Turn every line of the data below into a numbered list, leaving out any blank lines.
⟨
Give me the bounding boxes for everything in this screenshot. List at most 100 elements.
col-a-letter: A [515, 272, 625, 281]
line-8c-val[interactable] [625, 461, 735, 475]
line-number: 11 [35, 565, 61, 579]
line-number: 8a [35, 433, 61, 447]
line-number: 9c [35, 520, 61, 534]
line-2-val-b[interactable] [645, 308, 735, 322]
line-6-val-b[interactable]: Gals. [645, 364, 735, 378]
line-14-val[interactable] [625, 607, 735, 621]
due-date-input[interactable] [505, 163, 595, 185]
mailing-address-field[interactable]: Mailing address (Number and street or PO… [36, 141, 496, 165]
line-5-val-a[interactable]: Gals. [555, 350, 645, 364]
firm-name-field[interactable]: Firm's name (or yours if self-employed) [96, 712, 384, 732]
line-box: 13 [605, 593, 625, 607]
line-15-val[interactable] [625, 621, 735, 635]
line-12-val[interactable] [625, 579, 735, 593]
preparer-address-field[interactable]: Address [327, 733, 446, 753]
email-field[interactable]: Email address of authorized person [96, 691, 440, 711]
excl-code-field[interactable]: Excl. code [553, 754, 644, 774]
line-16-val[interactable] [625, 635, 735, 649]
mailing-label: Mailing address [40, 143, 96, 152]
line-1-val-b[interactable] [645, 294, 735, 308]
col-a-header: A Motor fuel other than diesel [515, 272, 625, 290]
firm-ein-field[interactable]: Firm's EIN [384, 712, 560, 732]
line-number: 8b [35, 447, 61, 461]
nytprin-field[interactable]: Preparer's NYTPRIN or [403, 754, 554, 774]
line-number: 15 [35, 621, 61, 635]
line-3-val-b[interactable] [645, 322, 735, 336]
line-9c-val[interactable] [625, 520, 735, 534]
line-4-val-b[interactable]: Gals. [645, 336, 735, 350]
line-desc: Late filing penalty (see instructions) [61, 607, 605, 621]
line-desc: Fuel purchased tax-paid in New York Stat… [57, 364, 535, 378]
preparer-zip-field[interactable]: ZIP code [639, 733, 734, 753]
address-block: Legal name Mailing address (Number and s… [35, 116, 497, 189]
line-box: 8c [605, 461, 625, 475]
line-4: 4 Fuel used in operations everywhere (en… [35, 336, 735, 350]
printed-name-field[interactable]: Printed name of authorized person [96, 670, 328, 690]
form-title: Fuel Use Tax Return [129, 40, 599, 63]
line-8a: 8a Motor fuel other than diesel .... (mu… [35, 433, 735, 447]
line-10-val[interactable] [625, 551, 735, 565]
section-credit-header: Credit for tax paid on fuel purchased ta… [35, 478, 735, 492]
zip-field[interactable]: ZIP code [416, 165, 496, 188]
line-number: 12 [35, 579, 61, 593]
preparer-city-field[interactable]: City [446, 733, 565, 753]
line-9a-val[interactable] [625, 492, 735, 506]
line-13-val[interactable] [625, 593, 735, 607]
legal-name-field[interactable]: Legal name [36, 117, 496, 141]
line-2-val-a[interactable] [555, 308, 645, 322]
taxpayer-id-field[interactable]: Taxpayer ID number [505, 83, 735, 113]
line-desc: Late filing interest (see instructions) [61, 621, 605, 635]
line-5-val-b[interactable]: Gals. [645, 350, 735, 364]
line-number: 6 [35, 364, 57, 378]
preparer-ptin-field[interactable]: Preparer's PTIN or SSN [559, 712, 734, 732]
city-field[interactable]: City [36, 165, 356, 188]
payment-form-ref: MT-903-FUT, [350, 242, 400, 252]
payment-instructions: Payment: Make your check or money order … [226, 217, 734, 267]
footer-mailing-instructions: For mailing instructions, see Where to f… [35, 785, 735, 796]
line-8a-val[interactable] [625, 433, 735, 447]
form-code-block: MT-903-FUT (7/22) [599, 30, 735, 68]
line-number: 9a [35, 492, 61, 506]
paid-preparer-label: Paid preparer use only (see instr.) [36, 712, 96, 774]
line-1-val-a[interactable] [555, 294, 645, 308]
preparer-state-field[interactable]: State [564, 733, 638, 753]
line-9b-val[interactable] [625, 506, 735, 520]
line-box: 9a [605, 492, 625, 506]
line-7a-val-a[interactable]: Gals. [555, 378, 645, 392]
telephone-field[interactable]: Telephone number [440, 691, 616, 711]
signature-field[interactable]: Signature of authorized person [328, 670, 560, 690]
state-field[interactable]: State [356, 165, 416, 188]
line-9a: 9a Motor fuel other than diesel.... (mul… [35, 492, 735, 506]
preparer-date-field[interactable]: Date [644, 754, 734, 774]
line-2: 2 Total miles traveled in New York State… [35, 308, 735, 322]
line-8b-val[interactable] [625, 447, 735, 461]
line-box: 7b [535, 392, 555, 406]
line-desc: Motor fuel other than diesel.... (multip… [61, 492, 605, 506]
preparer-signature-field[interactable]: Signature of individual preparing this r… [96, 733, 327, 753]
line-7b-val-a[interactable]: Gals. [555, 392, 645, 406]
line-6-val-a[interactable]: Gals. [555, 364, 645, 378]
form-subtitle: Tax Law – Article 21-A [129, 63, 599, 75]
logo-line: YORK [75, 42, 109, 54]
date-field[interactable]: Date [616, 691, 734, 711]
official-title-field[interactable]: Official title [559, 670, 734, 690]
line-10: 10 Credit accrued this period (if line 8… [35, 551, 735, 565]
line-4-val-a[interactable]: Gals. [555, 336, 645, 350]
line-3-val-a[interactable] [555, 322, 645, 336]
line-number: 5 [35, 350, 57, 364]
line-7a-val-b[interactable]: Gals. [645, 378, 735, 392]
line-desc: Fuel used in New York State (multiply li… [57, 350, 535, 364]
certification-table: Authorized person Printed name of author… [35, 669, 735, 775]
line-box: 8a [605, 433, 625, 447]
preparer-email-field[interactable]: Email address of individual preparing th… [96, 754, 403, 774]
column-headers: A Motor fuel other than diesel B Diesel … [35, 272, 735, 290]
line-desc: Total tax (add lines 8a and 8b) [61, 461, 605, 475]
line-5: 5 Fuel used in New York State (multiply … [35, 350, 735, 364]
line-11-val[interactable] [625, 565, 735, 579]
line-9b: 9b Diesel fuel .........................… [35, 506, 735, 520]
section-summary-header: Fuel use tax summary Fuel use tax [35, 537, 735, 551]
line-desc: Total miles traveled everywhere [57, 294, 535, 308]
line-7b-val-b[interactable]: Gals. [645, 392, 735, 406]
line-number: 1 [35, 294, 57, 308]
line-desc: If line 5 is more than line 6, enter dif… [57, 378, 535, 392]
⟩
TASK RESPONSE:
1. Give me the bounding boxes for everything in this screenshot. List at most 100 elements.
2. col-a-letter: A [515, 272, 625, 281]
3. line-8c-val[interactable] [625, 461, 735, 475]
4. line-number: 11 [35, 565, 61, 579]
5. line-number: 8a [35, 433, 61, 447]
6. line-number: 9c [35, 520, 61, 534]
7. line-2-val-b[interactable] [645, 308, 735, 322]
8. line-6-val-b[interactable]: Gals. [645, 364, 735, 378]
9. line-14-val[interactable] [625, 607, 735, 621]
10. due-date-input[interactable] [505, 163, 595, 185]
11. mailing-address-field[interactable]: Mailing address (Number and street or PO… [36, 141, 496, 165]
12. line-5-val-a[interactable]: Gals. [555, 350, 645, 364]
13. firm-name-field[interactable]: Firm's name (or yours if self-employed) [96, 712, 384, 732]
14. line-box: 13 [605, 593, 625, 607]
15. line-15-val[interactable] [625, 621, 735, 635]
16. line-12-val[interactable] [625, 579, 735, 593]
17. preparer-address-field[interactable]: Address [327, 733, 446, 753]
18. email-field[interactable]: Email address of authorized person [96, 691, 440, 711]
19. excl-code-field[interactable]: Excl. code [553, 754, 644, 774]
20. line-16-val[interactable] [625, 635, 735, 649]
21. mailing-label: Mailing address [40, 143, 96, 152]
22. line-1-val-b[interactable] [645, 294, 735, 308]
23. col-a-header: A Motor fuel other than diesel [515, 272, 625, 290]
24. firm-ein-field[interactable]: Firm's EIN [384, 712, 560, 732]
25. line-number: 8b [35, 447, 61, 461]
26. nytprin-field[interactable]: Preparer's NYTPRIN or [403, 754, 554, 774]
27. line-number: 15 [35, 621, 61, 635]
28. line-3-val-b[interactable] [645, 322, 735, 336]
29. line-9c-val[interactable] [625, 520, 735, 534]
30. line-4-val-b[interactable]: Gals. [645, 336, 735, 350]
31. line-desc: Late filing penalty (see instructions) [61, 607, 605, 621]
32. line-desc: Fuel purchased tax-paid in New York Stat… [57, 364, 535, 378]
33. preparer-zip-field[interactable]: ZIP code [639, 733, 734, 753]
34. address-block: Legal name Mailing address (Number and s… [35, 116, 497, 189]
35. line-box: 8c [605, 461, 625, 475]
36. line-4: 4 Fuel used in operations everywhere (en… [35, 336, 735, 350]
37. printed-name-field[interactable]: Printed name of authorized person [96, 670, 328, 690]
38. form-title: Fuel Use Tax Return [129, 40, 599, 63]
39. line-8a: 8a Motor fuel other than diesel .... (mu… [35, 433, 735, 447]
40. line-10-val[interactable] [625, 551, 735, 565]
41. section-credit-header: Credit for tax paid on fuel purchased ta… [35, 478, 735, 492]
42. zip-field[interactable]: ZIP code [416, 165, 496, 188]
43. line-number: 12 [35, 579, 61, 593]
44. preparer-city-field[interactable]: City [446, 733, 565, 753]
45. line-9a-val[interactable] [625, 492, 735, 506]
46. line-13-val[interactable] [625, 593, 735, 607]
47. legal-name-field[interactable]: Legal name [36, 117, 496, 141]
48. line-2-val-a[interactable] [555, 308, 645, 322]
49. taxpayer-id-field[interactable]: Taxpayer ID number [505, 83, 735, 113]
50. line-desc: Late filing interest (see instructions) [61, 621, 605, 635]
51. line-5-val-b[interactable]: Gals. [645, 350, 735, 364]
52. line-number: 6 [35, 364, 57, 378]
53. preparer-ptin-field[interactable]: Preparer's PTIN or SSN [559, 712, 734, 732]
54. city-field[interactable]: City [36, 165, 356, 188]
55. payment-form-ref: MT-903-FUT, [350, 242, 400, 252]
56. payment-instructions: Payment: Make your check or money order … [226, 217, 734, 267]
57. footer-mailing-instructions: For mailing instructions, see Where to f… [35, 785, 735, 796]
58. line-8a-val[interactable] [625, 433, 735, 447]
59. form-code-block: MT-903-FUT (7/22) [599, 30, 735, 68]
60. line-number: 9a [35, 492, 61, 506]
61. paid-preparer-label: Paid preparer use only (see instr.) [36, 712, 96, 774]
62. line-1-val-a[interactable] [555, 294, 645, 308]
63. preparer-state-field[interactable]: State [564, 733, 638, 753]
64. line-9b-val[interactable] [625, 506, 735, 520]
65. line-box: 9a [605, 492, 625, 506]
66. line-7a-val-a[interactable]: Gals. [555, 378, 645, 392]
67. telephone-field[interactable]: Telephone number [440, 691, 616, 711]
68. signature-field[interactable]: Signature of authorized person [328, 670, 560, 690]
69. state-field[interactable]: State [356, 165, 416, 188]
70. line-9a: 9a Motor fuel other than diesel.... (mul… [35, 492, 735, 506]
71. preparer-date-field[interactable]: Date [644, 754, 734, 774]
72. line-2: 2 Total miles traveled in New York State… [35, 308, 735, 322]
73. line-8b-val[interactable] [625, 447, 735, 461]
74. line-box: 7b [535, 392, 555, 406]
75. line-desc: Motor fuel other than diesel.... (multip… [61, 492, 605, 506]
76. preparer-signature-field[interactable]: Signature of individual preparing this r… [96, 733, 327, 753]
77. line-7b-val-a[interactable]: Gals. [555, 392, 645, 406]
78. line-6-val-a[interactable]: Gals. [555, 364, 645, 378]
79. form-subtitle: Tax Law – Article 21-A [129, 63, 599, 75]
80. logo-line: YORK [75, 42, 109, 54]
81. date-field[interactable]: Date [616, 691, 734, 711]
82. official-title-field[interactable]: Official title [559, 670, 734, 690]
83. line-10: 10 Credit accrued this period (if line 8… [35, 551, 735, 565]
84. line-4-val-a[interactable]: Gals. [555, 336, 645, 350]
85. line-3-val-a[interactable] [555, 322, 645, 336]
86. line-number: 5 [35, 350, 57, 364]
87. line-7a-val-b[interactable]: Gals. [645, 378, 735, 392]
88. line-desc: Fuel used in New York State (multiply li… [57, 350, 535, 364]
89. certification-table: Authorized person Printed name of author… [35, 669, 735, 775]
90. line-box: 8a [605, 433, 625, 447]
91. preparer-email-field[interactable]: Email address of individual preparing th… [96, 754, 403, 774]
92. column-headers: A Motor fuel other than diesel B Diesel … [35, 272, 735, 290]
93. line-desc: Total tax (add lines 8a and 8b) [61, 461, 605, 475]
94. line-5: 5 Fuel used in New York State (multiply … [35, 350, 735, 364]
95. line-11-val[interactable] [625, 565, 735, 579]
96. line-9b: 9b Diesel fuel .........................… [35, 506, 735, 520]
97. section-summary-header: Fuel use tax summary Fuel use tax [35, 537, 735, 551]
98. line-desc: Total miles traveled everywhere [57, 294, 535, 308]
99. line-7b-val-b[interactable]: Gals. [645, 392, 735, 406]
100. line-number: 1 [35, 294, 57, 308]
101. line-desc: If line 5 is more than line 6, enter dif… [57, 378, 535, 392]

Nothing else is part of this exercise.